## Begin

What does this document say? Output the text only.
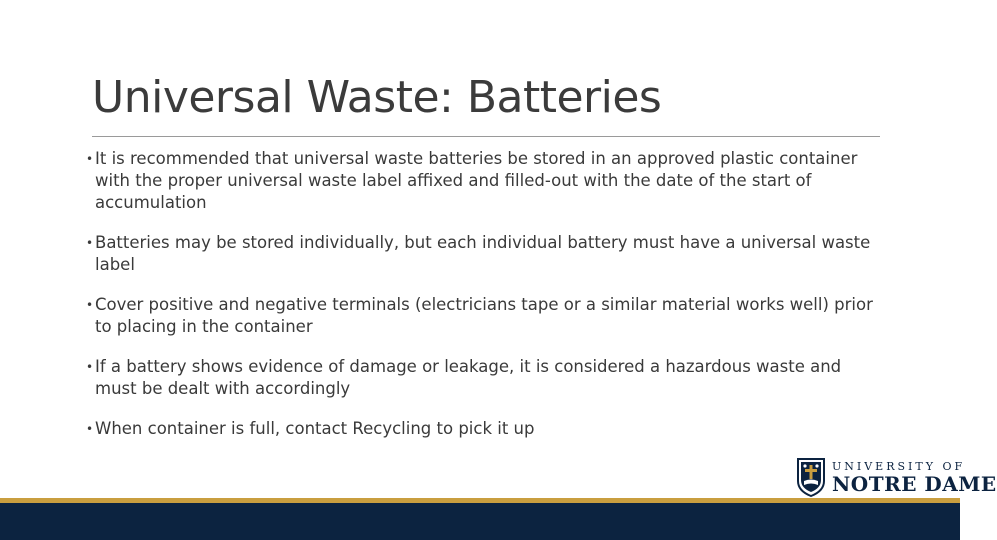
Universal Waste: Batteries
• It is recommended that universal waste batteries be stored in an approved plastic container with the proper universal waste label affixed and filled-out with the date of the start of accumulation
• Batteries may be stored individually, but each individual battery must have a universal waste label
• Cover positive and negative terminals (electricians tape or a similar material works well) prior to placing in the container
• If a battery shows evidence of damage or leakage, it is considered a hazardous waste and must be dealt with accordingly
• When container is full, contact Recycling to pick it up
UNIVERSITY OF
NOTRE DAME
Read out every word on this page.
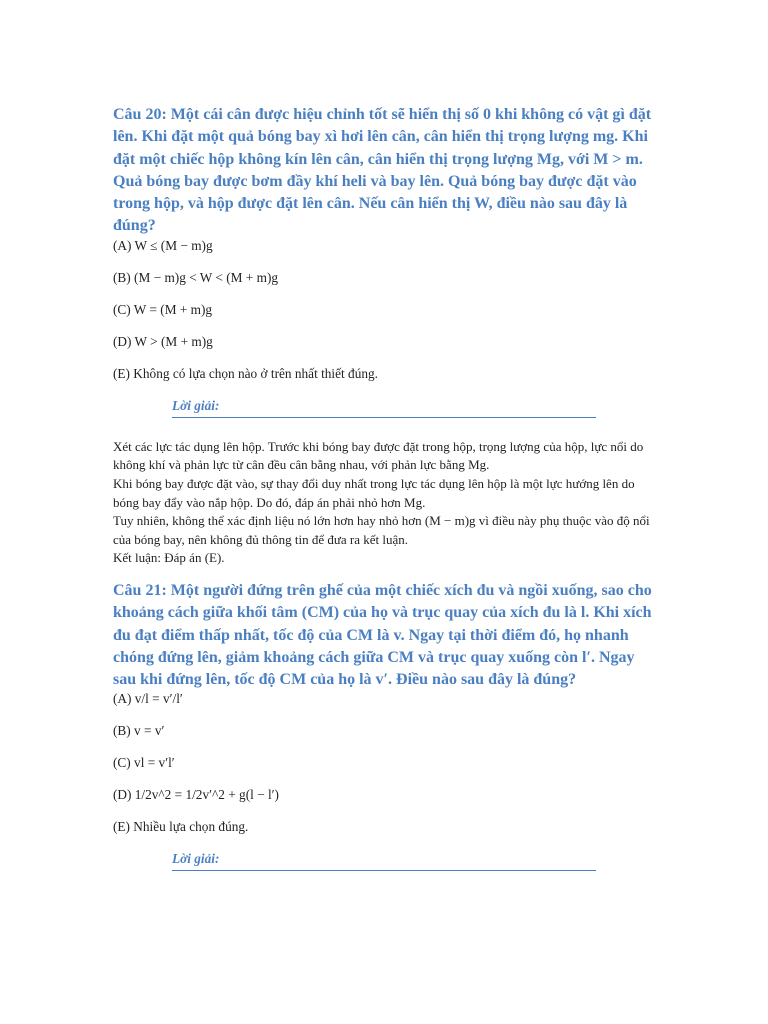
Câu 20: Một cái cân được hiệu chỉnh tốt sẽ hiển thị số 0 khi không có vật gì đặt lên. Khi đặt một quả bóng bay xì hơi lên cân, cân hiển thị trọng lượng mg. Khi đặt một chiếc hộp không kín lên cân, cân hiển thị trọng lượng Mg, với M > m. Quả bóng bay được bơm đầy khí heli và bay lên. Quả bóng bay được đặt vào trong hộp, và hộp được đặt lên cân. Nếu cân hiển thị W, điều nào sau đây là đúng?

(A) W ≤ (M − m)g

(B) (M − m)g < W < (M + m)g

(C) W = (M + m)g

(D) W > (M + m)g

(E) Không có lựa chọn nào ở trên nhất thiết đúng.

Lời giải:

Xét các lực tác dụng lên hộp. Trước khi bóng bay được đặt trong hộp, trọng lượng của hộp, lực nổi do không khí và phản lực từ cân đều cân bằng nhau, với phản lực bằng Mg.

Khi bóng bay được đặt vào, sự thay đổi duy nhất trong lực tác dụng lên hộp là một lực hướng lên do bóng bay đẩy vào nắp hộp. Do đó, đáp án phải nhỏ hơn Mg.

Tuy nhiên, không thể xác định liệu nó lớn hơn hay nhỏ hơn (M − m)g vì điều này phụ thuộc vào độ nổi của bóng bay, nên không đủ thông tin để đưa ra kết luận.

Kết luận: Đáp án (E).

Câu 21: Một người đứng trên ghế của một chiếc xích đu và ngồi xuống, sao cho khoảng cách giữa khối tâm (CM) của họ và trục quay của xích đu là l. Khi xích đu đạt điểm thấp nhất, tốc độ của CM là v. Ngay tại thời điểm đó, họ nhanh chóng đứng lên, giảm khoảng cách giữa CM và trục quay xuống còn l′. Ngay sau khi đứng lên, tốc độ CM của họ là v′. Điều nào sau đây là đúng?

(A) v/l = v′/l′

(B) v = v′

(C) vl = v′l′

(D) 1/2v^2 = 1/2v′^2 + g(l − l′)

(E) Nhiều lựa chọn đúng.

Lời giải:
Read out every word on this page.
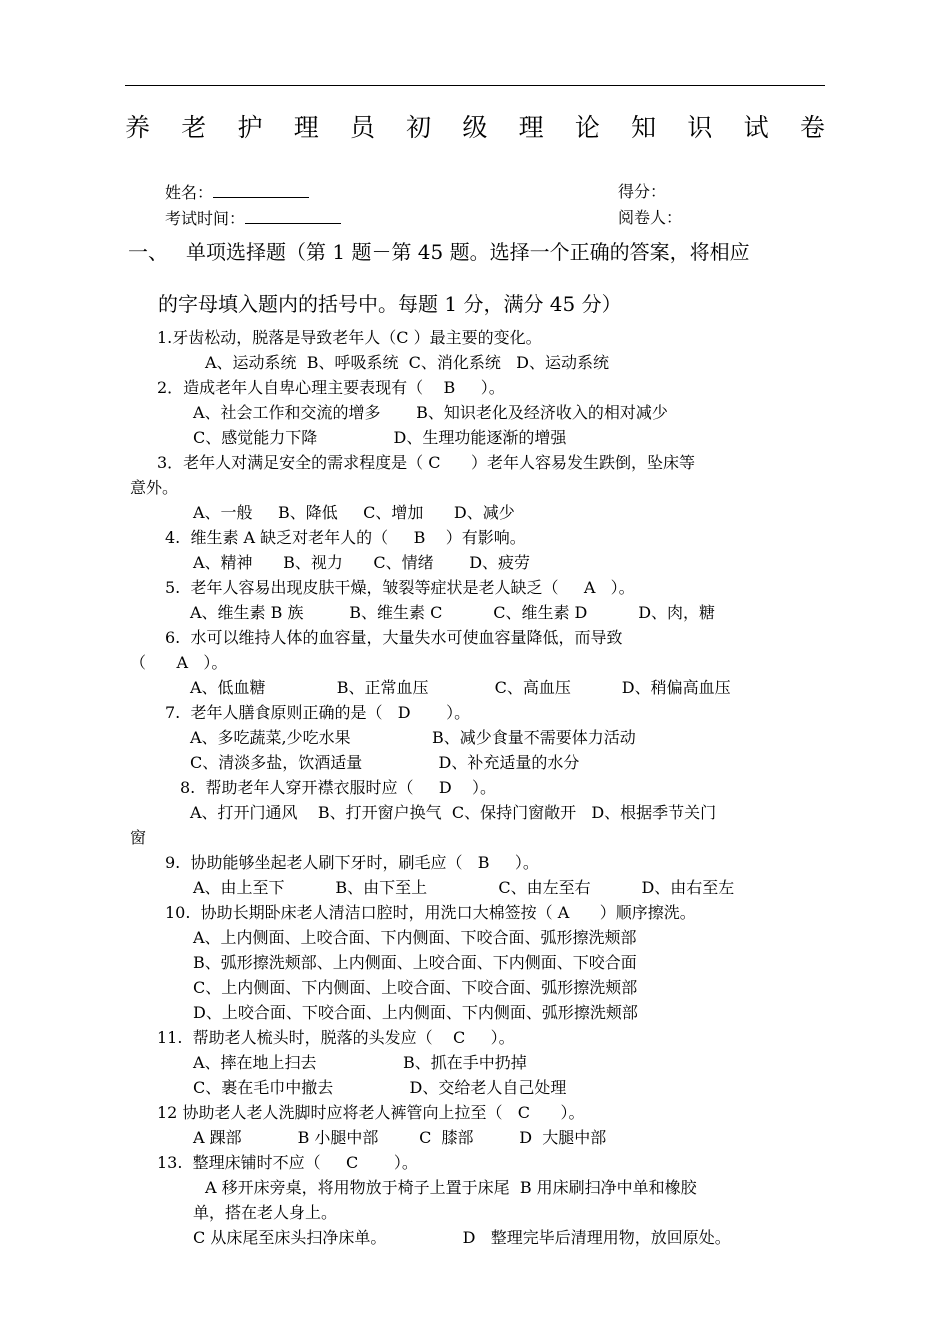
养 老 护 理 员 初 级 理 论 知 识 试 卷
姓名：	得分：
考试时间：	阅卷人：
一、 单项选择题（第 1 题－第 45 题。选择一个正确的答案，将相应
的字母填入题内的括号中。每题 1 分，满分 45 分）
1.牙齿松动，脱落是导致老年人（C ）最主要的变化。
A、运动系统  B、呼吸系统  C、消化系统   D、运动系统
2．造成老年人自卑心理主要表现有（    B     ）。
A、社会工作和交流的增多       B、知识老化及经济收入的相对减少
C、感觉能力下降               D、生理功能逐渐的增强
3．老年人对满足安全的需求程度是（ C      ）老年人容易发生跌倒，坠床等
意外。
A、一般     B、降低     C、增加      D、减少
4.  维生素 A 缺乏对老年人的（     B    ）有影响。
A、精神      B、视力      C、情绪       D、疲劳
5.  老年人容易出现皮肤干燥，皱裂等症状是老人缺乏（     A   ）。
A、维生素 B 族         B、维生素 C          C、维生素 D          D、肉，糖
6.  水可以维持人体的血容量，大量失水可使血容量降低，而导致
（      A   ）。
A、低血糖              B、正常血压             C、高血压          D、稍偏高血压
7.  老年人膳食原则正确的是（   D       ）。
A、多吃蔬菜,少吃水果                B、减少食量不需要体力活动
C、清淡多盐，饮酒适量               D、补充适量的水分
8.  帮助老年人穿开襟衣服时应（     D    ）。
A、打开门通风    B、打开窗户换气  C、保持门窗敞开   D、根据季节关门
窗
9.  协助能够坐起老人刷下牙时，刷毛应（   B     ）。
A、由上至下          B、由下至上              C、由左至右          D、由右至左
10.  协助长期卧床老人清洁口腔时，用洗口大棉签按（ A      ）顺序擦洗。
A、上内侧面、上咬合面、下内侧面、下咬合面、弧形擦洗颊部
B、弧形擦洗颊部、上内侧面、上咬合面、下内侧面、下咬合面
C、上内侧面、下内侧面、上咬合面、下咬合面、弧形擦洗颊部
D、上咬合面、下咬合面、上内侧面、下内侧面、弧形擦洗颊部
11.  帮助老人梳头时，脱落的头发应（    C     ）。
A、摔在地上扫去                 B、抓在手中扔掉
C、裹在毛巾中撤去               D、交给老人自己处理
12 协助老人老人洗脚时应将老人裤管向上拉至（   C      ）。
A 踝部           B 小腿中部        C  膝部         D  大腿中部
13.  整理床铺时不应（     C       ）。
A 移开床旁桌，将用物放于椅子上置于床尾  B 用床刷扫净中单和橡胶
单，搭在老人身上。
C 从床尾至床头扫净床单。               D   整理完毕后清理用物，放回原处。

## End

Copy each line in the data that holds the word "chọn".

(E) Không có lựa chọn nào ở trên nhất thiết đúng.
(E) Nhiều lựa chọn đúng.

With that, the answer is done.